Search the listing below for the word "position" and copy each line that holds it.

++++

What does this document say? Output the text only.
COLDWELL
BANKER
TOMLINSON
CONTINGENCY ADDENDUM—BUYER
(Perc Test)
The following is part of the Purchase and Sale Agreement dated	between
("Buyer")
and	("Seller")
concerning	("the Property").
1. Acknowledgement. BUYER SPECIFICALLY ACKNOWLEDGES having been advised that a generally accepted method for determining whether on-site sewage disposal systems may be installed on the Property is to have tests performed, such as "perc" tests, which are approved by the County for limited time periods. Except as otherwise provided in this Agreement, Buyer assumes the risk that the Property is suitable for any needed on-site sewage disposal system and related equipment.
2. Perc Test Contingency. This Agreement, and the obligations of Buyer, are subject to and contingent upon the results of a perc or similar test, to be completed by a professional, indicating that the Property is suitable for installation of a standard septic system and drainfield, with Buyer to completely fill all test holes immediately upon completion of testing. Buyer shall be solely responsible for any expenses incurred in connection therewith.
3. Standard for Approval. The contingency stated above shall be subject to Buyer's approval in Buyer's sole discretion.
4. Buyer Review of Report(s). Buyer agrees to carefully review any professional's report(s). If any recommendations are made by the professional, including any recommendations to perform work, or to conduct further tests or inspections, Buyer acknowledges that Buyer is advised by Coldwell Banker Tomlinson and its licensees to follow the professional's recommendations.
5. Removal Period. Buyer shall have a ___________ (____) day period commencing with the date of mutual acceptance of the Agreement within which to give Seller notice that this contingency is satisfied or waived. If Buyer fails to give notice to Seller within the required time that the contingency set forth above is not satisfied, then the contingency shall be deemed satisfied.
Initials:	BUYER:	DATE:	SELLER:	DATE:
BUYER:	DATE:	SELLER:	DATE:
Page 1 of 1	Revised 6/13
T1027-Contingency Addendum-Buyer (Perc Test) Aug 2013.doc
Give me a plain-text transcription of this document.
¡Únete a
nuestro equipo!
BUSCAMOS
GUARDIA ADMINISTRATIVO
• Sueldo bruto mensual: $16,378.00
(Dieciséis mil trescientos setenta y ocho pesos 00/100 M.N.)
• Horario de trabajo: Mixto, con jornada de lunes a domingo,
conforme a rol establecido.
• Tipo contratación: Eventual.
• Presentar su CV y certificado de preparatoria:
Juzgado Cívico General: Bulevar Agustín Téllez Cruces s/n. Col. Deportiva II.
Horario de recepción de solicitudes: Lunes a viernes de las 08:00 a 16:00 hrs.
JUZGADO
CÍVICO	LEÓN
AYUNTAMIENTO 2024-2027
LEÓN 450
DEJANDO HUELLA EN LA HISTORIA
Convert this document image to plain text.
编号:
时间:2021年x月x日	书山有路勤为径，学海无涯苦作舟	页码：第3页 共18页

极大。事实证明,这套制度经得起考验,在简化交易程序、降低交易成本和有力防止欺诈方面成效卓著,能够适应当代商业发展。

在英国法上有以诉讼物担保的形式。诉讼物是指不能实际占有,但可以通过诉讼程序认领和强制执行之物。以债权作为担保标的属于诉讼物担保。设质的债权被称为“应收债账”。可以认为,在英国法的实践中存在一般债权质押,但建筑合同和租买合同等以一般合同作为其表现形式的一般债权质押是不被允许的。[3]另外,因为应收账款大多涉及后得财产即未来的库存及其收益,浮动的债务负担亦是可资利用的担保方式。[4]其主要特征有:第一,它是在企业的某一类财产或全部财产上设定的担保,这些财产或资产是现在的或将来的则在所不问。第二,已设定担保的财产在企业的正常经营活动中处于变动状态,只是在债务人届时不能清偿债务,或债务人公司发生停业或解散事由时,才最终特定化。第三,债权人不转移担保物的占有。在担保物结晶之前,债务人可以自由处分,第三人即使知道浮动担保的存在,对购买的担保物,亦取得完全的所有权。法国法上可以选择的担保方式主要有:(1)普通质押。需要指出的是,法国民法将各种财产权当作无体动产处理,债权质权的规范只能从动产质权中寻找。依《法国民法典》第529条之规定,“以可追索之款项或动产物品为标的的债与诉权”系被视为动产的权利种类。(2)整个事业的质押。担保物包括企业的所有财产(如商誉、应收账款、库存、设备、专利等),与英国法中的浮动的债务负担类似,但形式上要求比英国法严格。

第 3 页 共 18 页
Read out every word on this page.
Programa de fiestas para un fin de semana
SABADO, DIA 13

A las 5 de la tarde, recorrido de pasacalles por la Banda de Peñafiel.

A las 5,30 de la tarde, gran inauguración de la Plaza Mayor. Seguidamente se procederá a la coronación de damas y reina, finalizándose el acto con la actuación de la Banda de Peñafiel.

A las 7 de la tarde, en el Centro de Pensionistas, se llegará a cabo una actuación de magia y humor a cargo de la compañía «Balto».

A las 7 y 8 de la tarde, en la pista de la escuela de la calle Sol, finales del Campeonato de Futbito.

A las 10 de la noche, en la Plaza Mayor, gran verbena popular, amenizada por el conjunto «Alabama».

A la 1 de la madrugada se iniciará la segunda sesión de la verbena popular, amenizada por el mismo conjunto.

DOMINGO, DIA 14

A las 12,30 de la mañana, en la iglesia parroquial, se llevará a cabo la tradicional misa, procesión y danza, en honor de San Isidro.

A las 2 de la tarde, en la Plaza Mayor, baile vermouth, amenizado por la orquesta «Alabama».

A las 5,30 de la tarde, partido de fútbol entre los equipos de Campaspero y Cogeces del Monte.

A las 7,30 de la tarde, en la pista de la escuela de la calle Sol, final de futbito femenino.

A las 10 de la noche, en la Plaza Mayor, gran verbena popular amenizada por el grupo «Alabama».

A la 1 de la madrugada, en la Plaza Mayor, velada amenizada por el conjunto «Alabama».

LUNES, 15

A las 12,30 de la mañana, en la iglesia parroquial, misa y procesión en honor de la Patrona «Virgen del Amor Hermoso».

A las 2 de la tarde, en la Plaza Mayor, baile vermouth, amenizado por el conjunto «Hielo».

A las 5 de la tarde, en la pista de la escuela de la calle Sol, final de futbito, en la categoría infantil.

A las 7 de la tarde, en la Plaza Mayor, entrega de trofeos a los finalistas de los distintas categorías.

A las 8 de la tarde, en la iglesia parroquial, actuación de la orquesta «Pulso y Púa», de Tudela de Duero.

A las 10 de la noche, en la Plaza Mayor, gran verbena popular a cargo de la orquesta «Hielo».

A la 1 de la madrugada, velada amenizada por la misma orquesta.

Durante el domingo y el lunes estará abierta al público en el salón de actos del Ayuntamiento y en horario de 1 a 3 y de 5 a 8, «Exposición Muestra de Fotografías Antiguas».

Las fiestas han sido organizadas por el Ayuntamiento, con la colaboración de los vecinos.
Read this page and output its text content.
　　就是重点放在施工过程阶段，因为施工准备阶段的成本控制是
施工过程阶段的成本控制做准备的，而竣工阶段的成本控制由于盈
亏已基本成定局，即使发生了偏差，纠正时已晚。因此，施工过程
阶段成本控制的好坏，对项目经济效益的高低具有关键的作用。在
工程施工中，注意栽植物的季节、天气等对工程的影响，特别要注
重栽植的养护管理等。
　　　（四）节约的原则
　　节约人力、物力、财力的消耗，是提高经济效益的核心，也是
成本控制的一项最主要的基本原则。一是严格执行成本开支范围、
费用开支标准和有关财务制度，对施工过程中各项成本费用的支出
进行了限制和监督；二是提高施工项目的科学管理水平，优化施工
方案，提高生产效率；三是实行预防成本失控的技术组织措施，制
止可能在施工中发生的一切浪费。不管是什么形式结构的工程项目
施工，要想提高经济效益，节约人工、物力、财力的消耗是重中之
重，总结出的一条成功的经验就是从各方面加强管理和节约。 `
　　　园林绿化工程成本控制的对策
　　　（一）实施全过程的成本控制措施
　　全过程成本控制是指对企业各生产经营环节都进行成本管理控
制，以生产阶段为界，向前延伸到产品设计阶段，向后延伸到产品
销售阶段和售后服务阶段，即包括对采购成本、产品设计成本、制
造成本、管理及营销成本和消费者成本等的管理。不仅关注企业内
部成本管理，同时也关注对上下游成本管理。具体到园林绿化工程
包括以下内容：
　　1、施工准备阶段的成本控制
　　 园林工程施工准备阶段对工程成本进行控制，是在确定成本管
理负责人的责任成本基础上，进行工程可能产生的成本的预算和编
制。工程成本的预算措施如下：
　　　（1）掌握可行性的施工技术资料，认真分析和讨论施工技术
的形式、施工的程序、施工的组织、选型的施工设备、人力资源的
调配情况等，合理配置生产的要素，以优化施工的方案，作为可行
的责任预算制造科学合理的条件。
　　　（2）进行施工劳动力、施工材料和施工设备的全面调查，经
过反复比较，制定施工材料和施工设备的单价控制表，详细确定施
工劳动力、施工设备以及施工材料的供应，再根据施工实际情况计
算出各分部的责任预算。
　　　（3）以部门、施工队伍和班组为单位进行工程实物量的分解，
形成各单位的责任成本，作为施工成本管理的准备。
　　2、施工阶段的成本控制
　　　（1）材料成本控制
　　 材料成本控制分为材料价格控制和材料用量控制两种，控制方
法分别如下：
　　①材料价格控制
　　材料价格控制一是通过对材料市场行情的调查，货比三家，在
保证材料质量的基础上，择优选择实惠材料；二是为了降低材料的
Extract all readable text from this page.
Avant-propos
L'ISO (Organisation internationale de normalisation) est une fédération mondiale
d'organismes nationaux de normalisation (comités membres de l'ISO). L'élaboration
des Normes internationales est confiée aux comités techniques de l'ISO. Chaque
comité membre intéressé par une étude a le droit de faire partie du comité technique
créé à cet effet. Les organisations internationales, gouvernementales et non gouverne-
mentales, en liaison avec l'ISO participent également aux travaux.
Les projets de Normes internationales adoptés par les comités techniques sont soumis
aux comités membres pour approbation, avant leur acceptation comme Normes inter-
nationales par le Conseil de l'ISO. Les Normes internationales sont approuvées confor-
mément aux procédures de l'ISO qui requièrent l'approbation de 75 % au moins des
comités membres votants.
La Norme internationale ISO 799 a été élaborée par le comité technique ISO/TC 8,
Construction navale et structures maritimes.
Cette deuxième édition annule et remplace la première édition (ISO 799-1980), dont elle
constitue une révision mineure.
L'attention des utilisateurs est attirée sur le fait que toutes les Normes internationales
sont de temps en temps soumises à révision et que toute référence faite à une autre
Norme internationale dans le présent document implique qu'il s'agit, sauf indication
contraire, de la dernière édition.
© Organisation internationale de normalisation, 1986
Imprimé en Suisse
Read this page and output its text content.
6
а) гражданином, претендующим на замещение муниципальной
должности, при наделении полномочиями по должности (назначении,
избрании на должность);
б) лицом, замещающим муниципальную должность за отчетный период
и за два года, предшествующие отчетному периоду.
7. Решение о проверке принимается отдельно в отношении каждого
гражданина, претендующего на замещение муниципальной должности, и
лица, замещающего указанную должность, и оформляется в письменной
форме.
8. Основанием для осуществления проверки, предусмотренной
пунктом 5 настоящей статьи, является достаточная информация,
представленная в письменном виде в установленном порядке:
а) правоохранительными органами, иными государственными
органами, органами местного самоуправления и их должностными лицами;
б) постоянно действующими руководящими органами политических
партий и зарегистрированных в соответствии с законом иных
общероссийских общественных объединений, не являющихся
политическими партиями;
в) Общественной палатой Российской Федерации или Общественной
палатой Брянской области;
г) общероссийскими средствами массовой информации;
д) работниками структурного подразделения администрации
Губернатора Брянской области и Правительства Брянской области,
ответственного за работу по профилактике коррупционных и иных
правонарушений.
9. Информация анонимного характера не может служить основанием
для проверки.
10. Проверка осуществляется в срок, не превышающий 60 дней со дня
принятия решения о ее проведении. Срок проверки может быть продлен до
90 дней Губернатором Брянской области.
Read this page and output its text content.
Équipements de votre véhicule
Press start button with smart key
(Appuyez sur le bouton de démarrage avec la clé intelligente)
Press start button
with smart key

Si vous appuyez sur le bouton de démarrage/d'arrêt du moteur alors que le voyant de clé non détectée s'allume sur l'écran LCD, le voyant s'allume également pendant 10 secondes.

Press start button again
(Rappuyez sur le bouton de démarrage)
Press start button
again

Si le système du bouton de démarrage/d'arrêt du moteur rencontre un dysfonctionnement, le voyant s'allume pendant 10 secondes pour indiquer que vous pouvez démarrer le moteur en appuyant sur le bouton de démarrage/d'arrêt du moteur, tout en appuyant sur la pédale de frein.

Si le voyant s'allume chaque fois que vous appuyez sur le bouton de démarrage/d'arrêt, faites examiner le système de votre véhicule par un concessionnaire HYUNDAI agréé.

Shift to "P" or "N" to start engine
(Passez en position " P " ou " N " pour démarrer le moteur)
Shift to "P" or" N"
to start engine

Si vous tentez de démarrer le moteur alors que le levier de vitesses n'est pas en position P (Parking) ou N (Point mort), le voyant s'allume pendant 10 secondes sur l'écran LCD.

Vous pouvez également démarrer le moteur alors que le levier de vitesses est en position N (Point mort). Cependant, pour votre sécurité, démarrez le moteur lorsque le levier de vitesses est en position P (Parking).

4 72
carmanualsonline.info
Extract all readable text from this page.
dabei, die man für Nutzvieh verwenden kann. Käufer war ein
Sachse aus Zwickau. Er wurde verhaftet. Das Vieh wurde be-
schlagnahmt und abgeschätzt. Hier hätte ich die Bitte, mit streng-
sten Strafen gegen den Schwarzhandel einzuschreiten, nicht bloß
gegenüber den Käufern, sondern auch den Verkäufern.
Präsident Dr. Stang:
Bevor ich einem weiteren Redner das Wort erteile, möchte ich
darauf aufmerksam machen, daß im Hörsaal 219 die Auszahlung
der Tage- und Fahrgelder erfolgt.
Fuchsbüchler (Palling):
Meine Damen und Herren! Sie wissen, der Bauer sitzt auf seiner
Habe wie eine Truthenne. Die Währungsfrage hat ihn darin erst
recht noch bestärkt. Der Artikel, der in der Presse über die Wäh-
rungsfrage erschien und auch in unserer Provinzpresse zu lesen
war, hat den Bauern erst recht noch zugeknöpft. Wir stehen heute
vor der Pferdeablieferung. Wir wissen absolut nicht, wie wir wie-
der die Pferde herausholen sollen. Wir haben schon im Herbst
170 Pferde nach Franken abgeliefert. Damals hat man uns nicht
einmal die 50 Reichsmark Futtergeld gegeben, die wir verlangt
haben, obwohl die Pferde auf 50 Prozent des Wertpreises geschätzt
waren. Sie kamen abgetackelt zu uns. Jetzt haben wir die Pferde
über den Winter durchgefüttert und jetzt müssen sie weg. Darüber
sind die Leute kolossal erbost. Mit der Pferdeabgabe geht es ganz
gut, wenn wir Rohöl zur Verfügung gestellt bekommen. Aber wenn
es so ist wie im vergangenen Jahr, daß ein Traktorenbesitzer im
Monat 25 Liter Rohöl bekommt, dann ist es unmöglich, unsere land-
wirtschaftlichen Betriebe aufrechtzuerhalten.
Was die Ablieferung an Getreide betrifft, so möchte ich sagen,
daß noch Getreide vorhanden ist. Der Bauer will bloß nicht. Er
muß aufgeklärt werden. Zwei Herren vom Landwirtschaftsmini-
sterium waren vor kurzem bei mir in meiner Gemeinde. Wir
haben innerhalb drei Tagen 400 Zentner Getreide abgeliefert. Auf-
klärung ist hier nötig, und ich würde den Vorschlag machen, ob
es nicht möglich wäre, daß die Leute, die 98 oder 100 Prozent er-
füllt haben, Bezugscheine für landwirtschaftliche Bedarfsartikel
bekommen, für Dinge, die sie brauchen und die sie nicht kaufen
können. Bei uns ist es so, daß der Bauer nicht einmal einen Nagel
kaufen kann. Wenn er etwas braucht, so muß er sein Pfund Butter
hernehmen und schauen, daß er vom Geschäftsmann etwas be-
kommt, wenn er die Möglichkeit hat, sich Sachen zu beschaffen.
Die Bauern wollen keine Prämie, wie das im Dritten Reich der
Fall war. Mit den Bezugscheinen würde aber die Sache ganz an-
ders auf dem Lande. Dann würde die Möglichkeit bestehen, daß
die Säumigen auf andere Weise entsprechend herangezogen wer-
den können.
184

++++

- **Answer for this exercise**
(Passez en position " P " ou " N " pour démarrer le moteur)
Si vous tentez de démarrer le moteur alors que le levier de vitesses n'est pas en position P (Parking) ou N (Point mort), le voyant s'allume pendant 10 secondes sur l'écran LCD.
Vous pouvez également démarrer le moteur alors que le levier de vitesses est en position N (Point mort). Cependant, pour votre sécurité, démarrez le moteur lorsque le levier de vitesses est en position P (Parking).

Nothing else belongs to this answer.